_WRITTEN TASK_: Find all lines in the records that include the word "κατάστημα", and copy them out.

_Entries taken from a collection_:
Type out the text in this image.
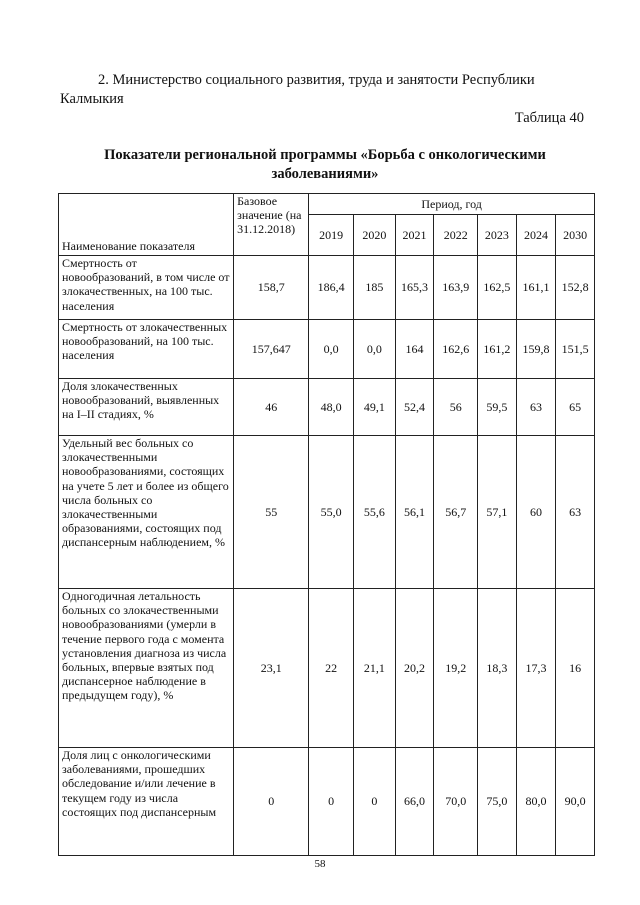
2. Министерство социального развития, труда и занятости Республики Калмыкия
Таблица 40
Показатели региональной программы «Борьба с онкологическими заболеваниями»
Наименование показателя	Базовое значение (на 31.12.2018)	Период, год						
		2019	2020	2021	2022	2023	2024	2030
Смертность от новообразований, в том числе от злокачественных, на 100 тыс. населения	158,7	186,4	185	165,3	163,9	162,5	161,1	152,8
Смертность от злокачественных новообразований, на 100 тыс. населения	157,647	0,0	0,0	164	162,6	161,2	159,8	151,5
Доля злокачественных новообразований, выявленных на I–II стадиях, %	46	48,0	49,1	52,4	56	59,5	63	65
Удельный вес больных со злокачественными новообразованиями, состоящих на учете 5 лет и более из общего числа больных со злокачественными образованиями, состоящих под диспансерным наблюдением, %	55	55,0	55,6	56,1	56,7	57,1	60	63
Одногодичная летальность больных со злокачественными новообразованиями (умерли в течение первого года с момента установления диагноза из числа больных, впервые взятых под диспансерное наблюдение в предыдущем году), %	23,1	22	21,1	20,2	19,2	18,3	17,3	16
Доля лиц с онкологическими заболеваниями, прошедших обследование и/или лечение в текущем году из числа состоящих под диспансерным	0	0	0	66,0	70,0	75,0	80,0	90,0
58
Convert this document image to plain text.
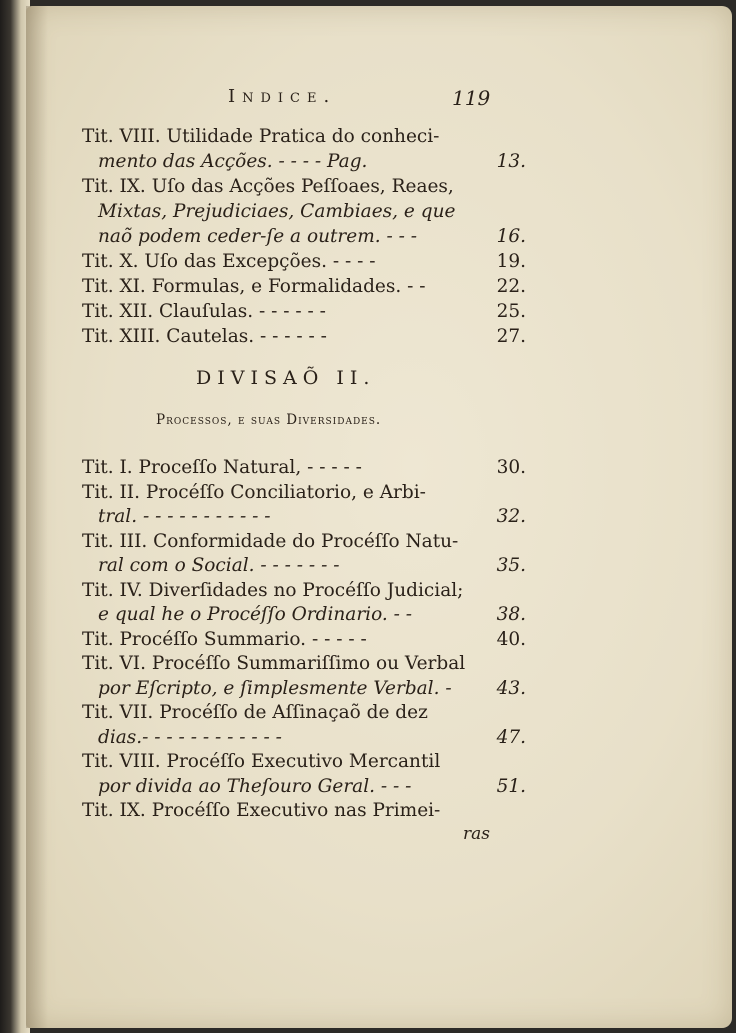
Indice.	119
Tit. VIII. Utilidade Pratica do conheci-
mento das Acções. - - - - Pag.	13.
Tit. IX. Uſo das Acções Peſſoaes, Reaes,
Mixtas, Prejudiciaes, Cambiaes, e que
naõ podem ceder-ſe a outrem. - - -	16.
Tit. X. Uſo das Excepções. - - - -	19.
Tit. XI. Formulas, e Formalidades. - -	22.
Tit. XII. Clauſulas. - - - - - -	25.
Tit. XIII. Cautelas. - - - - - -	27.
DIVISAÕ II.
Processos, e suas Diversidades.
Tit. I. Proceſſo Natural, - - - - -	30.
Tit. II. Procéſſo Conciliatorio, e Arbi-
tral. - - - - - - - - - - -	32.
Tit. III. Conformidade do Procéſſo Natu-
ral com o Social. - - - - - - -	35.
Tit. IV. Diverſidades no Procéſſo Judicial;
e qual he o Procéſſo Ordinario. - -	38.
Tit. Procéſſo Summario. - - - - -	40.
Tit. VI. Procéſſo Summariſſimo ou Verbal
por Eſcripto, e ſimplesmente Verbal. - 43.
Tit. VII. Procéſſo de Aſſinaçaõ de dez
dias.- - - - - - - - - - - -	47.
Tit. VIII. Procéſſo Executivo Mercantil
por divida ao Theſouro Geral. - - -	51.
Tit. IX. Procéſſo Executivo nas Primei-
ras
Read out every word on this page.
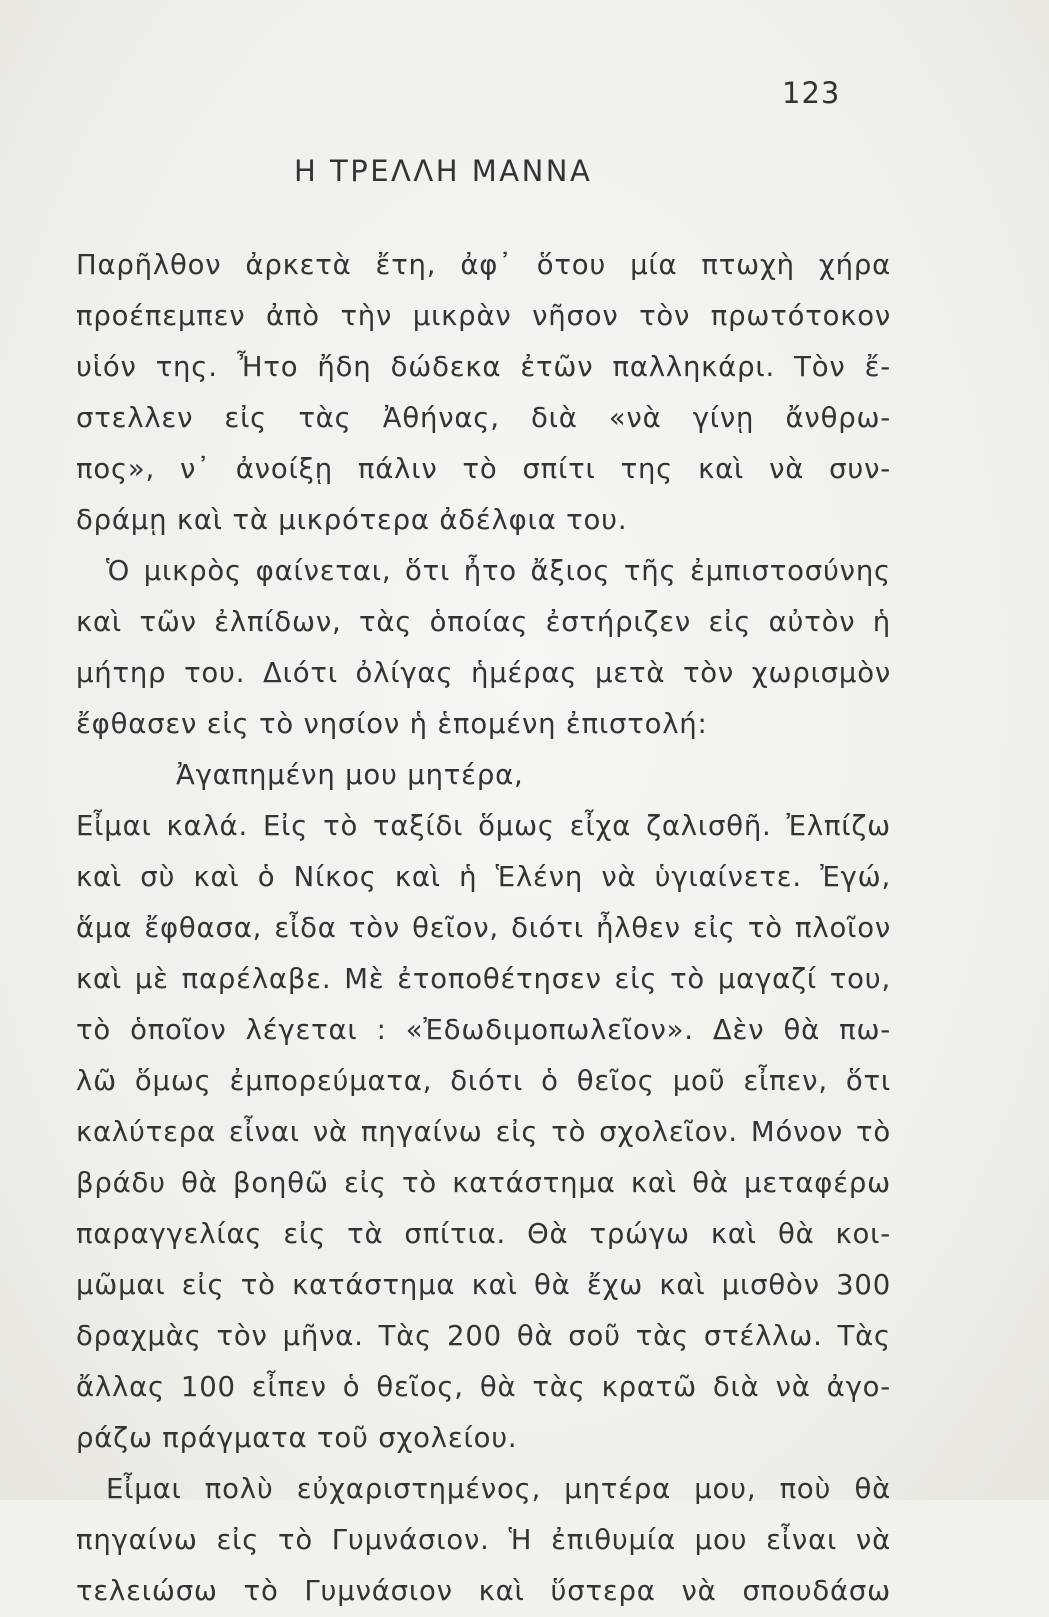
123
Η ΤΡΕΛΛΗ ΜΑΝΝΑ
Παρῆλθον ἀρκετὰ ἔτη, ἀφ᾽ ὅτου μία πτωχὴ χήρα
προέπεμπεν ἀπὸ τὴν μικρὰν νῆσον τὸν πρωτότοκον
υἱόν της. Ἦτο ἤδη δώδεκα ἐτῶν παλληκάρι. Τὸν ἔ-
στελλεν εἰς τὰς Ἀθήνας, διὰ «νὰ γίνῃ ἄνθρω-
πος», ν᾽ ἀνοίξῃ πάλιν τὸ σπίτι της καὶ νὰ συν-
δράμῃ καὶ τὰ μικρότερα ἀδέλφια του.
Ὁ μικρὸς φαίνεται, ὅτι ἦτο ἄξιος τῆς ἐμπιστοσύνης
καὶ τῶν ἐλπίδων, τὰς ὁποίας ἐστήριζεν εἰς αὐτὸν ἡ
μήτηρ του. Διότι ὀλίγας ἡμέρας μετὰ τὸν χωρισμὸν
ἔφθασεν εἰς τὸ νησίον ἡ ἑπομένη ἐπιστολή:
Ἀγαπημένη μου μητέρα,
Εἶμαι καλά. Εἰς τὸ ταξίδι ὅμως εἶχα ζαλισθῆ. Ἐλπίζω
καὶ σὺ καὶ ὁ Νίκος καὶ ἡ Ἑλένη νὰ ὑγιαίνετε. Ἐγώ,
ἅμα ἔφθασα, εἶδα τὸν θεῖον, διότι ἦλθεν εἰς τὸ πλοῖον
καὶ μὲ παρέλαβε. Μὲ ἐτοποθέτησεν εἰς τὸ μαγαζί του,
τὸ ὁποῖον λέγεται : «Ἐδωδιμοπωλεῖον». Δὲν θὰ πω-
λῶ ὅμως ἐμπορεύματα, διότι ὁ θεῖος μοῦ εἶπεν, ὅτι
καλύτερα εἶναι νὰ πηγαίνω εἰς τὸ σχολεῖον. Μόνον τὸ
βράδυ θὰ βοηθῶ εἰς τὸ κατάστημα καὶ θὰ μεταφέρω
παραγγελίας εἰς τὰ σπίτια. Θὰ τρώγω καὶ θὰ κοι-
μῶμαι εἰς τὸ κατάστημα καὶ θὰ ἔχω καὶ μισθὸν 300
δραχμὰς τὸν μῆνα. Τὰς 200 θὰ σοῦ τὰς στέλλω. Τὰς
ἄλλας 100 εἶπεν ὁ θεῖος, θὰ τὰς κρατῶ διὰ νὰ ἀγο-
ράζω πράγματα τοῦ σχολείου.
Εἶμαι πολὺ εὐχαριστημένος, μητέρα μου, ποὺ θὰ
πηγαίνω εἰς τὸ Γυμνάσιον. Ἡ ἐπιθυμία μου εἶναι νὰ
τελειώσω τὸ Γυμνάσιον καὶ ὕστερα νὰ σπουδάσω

* * *

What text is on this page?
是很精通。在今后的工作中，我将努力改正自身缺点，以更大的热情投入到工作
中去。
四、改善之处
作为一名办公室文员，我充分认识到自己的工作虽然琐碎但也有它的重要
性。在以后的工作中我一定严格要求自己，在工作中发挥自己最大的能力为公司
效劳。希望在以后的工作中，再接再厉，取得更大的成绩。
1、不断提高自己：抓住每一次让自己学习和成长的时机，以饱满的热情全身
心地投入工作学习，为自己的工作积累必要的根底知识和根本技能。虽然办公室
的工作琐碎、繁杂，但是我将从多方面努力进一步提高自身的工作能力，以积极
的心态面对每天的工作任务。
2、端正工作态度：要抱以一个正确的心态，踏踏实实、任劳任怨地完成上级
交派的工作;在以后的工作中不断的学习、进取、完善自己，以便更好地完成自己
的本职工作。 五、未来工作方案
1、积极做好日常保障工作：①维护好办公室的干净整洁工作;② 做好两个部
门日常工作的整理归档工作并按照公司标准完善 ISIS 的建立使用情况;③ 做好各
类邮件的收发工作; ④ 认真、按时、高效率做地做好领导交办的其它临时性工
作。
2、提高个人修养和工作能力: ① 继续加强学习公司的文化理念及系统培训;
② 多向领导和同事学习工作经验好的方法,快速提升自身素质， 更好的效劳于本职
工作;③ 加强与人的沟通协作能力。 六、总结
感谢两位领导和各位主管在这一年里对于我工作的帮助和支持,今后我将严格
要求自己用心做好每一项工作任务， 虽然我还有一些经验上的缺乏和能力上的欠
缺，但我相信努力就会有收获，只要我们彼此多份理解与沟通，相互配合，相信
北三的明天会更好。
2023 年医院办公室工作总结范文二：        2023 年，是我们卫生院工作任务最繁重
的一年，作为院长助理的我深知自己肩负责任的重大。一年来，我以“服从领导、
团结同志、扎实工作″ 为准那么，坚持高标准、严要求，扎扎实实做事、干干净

_CORRECT RESULT_:
βράδυ θὰ βοηθῶ εἰς τὸ κατάστημα καὶ θὰ μεταφέρω
μῶμαι εἰς τὸ κατάστημα καὶ θὰ ἔχω καὶ μισθὸν 300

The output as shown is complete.